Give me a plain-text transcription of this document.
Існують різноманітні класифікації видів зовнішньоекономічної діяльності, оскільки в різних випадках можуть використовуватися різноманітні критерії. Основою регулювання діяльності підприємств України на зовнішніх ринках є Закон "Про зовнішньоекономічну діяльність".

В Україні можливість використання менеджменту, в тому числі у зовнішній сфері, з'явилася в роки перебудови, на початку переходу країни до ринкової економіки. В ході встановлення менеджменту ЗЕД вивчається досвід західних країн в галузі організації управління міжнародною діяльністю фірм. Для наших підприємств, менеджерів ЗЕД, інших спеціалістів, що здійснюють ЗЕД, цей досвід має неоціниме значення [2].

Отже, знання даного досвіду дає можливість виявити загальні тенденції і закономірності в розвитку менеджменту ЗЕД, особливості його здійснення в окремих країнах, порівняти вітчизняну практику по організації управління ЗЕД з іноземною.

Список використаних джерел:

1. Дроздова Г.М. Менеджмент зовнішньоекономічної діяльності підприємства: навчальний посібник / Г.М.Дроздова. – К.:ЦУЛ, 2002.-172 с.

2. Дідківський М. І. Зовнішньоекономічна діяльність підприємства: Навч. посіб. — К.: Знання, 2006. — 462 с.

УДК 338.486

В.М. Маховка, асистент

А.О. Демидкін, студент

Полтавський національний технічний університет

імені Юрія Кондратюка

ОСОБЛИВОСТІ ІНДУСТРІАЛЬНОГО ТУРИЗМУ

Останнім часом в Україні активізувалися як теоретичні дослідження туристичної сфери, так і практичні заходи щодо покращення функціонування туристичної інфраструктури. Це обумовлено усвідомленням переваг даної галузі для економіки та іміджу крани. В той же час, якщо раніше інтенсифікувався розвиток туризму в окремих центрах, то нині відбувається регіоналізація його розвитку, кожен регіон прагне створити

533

**********

▸ What is being asked: Search the entries for the word "його" and gather every line where it appears.

▸ Task response:
Отже, знання даного досвіду дає можливість виявити загальні тенденції і закономірності в розвитку менеджменту ЗЕД, особливості його здійснення в окремих країнах, порівняти вітчизняну практику по організації управління ЗЕД з іноземною.
Останнім часом в Україні активізувалися як теоретичні дослідження туристичної сфери, так і практичні заходи щодо покращення функціонування туристичної інфраструктури. Це обумовлено усвідомленням переваг даної галузі для економіки та іміджу крани. В той же час, якщо раніше інтенсифікувався розвиток туризму в окремих центрах, то нині відбувається регіоналізація його розвитку, кожен регіон прагне створити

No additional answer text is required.